_Stated goal_.
In the material below, find all lines with the string "text" and copy them.

_Stored rows_.
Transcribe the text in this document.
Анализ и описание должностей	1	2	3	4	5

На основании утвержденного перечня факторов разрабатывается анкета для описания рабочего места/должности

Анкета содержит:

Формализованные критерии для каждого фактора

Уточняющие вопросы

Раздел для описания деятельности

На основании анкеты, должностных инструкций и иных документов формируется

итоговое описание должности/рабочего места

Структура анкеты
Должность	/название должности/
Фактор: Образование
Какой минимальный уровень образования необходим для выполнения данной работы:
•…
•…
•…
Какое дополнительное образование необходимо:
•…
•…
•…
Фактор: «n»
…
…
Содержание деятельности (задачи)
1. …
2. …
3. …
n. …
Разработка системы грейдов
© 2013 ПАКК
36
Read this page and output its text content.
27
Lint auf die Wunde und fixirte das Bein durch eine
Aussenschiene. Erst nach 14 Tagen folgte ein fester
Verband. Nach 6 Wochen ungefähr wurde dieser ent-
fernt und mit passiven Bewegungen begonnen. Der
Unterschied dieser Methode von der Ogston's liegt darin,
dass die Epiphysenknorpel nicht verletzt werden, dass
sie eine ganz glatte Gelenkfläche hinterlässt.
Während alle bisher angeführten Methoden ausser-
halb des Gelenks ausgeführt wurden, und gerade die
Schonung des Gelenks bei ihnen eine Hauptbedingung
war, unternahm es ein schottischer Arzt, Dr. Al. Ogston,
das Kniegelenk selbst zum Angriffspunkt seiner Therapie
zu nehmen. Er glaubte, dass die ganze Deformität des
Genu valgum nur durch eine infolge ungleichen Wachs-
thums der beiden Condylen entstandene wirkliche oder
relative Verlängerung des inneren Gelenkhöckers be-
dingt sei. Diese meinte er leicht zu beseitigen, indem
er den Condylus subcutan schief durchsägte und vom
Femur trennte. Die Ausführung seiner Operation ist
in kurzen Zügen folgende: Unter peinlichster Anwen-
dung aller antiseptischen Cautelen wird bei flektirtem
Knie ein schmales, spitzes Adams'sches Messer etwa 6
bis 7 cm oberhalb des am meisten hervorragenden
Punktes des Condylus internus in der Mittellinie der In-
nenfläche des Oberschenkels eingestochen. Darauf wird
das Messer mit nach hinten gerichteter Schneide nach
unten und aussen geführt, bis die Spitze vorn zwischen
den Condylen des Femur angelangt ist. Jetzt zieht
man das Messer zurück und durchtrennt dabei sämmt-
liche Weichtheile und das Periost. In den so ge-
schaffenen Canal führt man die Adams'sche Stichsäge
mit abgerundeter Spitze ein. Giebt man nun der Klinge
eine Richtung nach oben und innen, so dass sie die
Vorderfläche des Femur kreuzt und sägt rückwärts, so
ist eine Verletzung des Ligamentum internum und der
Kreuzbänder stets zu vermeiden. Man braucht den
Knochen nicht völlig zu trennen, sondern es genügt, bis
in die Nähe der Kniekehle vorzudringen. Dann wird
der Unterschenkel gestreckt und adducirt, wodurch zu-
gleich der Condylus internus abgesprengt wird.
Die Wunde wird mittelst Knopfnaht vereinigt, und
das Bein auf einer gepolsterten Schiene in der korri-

_Complete output_.
Transcribe the text in this document.
Read this page and output its text content.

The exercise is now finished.